• What to produce:
Return a copy of each line that holds the string "seed".

[Figure record listings]
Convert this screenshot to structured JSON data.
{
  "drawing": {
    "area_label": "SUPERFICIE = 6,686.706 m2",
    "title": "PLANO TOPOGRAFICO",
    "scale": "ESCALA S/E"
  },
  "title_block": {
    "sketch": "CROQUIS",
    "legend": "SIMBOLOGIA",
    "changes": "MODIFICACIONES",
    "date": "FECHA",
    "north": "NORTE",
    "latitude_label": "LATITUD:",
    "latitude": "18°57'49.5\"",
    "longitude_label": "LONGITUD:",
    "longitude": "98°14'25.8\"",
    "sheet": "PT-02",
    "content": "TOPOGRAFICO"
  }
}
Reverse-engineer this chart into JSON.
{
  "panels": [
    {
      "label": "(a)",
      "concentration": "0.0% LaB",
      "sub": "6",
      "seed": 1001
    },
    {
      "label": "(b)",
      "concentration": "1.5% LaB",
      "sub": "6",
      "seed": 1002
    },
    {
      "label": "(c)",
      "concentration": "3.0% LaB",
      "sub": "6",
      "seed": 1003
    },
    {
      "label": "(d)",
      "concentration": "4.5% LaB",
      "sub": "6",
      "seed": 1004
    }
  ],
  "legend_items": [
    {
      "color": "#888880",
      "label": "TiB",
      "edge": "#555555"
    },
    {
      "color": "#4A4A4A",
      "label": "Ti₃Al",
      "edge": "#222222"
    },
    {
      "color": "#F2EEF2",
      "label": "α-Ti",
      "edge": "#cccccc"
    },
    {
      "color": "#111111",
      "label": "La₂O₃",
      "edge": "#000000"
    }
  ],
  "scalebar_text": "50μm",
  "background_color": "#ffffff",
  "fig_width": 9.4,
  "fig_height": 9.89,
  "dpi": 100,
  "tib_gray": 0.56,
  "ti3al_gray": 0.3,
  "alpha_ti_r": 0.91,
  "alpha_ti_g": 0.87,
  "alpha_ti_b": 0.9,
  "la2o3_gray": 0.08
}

• Worked solution:
      "seed": 1001
      "seed": 1002
      "seed": 1003
      "seed": 1004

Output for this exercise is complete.